What you should do. Pick out each line of the records in which the word "this" appears.

--- start Information given ---

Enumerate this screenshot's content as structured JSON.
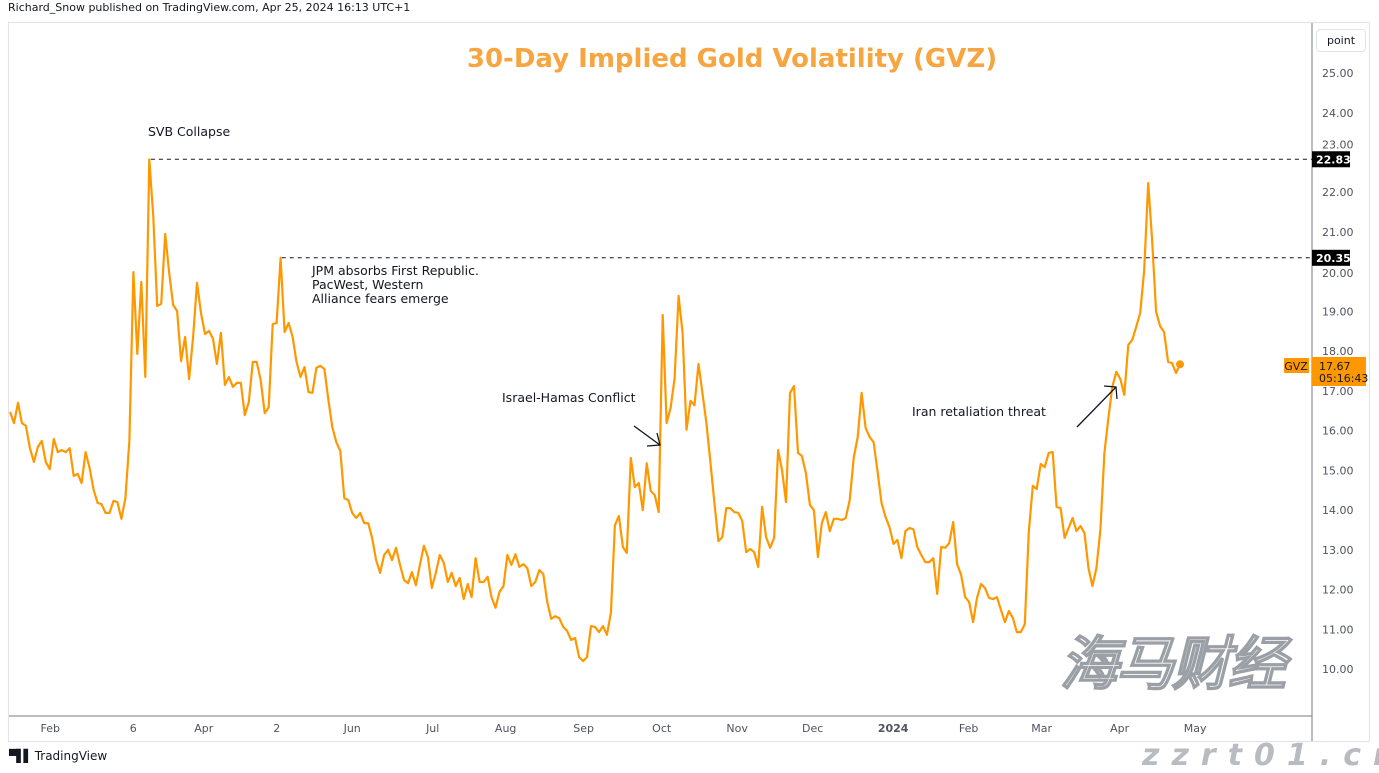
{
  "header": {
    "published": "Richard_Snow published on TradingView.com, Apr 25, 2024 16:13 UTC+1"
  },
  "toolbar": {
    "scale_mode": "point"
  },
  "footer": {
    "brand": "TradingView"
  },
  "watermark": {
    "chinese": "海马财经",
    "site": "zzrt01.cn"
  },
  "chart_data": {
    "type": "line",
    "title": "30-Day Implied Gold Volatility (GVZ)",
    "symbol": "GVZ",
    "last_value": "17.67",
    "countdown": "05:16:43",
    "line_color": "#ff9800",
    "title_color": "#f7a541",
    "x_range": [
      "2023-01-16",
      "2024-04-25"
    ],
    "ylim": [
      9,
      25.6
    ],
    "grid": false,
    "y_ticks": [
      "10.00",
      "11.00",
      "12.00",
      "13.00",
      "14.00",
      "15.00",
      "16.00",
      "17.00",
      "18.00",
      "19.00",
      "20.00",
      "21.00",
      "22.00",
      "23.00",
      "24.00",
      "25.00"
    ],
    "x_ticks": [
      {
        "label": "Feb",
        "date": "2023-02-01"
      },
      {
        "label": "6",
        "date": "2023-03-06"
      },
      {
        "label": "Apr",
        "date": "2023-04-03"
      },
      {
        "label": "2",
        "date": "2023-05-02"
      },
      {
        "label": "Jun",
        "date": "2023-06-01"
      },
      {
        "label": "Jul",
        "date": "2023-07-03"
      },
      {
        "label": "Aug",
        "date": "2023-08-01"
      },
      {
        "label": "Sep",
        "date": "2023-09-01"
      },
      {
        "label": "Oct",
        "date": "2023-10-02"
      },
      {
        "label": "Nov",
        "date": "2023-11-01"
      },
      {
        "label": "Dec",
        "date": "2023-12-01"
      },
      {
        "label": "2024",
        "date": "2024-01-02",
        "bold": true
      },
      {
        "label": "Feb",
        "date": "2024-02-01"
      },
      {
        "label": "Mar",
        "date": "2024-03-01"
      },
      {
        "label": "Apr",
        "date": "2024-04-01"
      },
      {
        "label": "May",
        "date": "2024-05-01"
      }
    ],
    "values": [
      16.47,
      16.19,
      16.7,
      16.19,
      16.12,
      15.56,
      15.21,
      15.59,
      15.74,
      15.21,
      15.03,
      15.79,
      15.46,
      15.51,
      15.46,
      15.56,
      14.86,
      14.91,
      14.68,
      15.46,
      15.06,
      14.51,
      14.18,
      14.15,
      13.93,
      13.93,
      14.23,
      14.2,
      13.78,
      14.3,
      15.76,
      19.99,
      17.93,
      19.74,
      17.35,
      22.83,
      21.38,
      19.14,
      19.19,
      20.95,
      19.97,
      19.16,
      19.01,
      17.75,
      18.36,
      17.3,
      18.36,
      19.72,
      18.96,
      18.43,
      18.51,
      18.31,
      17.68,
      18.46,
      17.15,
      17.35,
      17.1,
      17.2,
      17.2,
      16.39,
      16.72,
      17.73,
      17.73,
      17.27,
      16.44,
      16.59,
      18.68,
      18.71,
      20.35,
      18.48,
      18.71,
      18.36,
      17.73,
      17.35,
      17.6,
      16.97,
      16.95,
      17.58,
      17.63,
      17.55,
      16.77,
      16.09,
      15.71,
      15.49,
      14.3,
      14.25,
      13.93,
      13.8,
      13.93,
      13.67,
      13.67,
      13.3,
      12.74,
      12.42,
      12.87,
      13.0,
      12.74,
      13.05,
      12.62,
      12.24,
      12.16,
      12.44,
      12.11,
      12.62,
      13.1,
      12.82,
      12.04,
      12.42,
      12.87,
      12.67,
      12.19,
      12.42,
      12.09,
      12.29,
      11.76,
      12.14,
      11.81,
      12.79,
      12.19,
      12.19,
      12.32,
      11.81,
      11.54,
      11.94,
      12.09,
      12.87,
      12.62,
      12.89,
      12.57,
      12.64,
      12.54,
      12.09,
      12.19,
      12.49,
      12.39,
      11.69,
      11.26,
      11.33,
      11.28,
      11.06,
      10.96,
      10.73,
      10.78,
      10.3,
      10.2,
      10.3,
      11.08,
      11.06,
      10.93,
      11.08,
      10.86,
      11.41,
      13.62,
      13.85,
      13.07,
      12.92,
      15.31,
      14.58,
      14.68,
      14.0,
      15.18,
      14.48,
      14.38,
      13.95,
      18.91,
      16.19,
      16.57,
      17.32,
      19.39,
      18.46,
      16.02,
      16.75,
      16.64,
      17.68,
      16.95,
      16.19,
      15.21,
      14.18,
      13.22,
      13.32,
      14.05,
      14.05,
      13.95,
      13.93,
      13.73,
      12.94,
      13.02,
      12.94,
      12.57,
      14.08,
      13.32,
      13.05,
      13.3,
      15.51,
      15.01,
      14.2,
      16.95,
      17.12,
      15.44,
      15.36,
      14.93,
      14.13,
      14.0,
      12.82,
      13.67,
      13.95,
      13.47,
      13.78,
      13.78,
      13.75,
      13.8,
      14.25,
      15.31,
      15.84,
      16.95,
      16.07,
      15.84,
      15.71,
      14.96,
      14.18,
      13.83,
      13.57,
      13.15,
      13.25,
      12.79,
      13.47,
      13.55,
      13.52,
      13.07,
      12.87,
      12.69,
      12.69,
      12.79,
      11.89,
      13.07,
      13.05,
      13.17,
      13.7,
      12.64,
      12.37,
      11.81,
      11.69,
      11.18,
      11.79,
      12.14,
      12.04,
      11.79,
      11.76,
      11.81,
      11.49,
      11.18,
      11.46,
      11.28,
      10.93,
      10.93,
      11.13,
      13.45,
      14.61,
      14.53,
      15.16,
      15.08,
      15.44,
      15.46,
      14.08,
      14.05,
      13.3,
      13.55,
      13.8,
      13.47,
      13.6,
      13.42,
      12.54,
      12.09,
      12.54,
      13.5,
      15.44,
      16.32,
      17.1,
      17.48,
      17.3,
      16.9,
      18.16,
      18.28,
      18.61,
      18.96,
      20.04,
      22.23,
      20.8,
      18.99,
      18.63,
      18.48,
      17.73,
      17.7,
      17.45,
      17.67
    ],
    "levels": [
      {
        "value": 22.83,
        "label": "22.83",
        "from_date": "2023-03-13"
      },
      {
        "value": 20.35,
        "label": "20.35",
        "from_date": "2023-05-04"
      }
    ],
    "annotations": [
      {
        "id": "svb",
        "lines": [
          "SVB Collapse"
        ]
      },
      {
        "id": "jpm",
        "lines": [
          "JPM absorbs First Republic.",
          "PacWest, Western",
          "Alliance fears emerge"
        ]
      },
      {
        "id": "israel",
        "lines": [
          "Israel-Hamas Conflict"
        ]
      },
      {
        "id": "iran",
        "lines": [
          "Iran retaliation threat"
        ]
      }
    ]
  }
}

--- end Information given ---
--- start Information given ---

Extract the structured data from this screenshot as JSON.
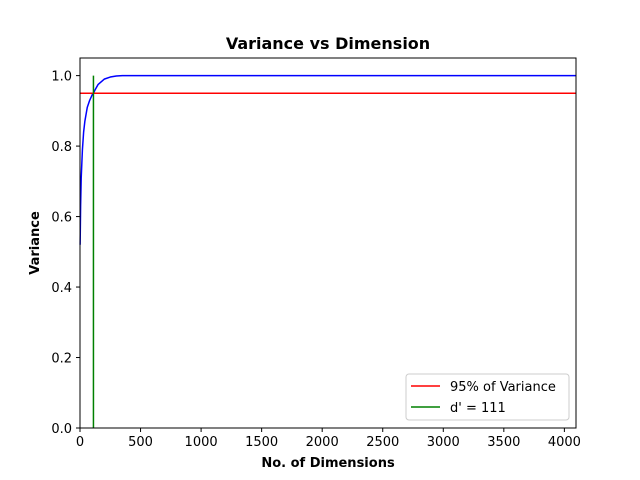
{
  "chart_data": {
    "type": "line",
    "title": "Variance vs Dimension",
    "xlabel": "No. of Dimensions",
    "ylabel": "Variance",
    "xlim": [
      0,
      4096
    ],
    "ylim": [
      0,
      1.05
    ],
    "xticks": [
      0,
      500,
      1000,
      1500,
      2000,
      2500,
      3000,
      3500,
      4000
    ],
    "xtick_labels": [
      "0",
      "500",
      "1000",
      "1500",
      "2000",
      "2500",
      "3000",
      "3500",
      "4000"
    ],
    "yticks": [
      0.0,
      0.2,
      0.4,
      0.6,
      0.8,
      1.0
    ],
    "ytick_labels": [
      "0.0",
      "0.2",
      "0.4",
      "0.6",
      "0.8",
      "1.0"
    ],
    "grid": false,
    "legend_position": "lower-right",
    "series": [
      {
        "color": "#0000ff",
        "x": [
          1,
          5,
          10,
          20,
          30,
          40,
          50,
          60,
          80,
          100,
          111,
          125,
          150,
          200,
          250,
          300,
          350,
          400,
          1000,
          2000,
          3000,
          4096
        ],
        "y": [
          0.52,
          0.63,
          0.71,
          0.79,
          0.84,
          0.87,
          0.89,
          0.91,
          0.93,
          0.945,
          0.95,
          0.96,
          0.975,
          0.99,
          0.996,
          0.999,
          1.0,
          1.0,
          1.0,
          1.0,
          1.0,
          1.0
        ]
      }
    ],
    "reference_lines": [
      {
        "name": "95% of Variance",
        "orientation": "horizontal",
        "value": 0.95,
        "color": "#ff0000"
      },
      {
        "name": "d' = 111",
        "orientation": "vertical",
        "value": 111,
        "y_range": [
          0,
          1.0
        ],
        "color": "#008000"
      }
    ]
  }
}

--- end Information given ---
--- start Information given ---

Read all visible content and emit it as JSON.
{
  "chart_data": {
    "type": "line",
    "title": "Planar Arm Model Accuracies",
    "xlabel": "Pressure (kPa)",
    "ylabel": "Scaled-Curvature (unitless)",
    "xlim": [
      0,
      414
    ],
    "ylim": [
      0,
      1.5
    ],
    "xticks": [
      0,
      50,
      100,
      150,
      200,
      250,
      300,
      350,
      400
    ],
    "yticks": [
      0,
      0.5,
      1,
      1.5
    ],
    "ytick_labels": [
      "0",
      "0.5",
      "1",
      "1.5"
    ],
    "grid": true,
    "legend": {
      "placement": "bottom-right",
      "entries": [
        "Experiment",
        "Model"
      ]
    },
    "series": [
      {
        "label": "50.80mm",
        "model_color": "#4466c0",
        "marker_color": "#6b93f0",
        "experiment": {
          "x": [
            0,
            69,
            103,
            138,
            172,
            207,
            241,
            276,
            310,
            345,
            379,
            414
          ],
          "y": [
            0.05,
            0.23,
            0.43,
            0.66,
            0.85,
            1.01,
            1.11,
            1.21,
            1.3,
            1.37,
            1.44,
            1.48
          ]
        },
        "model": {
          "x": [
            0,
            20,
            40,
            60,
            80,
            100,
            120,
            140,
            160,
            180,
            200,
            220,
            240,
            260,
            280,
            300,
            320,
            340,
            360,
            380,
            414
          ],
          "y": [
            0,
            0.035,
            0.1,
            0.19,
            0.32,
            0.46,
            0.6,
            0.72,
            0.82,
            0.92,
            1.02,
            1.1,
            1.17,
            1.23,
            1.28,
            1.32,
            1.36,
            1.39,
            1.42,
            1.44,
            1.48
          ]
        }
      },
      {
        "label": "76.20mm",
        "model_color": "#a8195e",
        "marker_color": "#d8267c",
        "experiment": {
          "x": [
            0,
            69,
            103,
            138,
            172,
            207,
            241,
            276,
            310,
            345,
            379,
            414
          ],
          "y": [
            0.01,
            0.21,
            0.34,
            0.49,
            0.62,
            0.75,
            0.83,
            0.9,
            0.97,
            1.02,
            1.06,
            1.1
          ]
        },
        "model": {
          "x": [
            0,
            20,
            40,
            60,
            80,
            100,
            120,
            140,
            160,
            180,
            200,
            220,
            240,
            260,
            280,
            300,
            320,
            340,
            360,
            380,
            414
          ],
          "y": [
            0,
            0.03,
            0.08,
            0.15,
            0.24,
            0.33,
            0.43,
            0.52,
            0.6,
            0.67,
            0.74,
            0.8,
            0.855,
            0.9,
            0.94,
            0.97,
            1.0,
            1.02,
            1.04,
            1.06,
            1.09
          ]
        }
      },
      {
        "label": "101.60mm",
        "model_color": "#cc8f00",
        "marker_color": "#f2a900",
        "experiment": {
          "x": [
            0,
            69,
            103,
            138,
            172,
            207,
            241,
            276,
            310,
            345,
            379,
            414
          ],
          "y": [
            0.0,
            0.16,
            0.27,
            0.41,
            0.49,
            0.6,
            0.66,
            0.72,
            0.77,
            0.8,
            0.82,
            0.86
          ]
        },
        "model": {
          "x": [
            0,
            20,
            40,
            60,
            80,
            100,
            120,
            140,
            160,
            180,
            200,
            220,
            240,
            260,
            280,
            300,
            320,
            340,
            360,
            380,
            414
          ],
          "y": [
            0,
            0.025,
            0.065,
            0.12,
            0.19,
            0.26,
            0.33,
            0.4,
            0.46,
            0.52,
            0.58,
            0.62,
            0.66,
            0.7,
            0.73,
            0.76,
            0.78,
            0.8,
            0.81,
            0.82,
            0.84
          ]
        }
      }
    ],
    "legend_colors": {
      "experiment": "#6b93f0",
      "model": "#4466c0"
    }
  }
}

--- end Information given ---

Finished task.
Enumerate this screenshot's content as structured JSON.
Extract the structured data from this screenshot as JSON.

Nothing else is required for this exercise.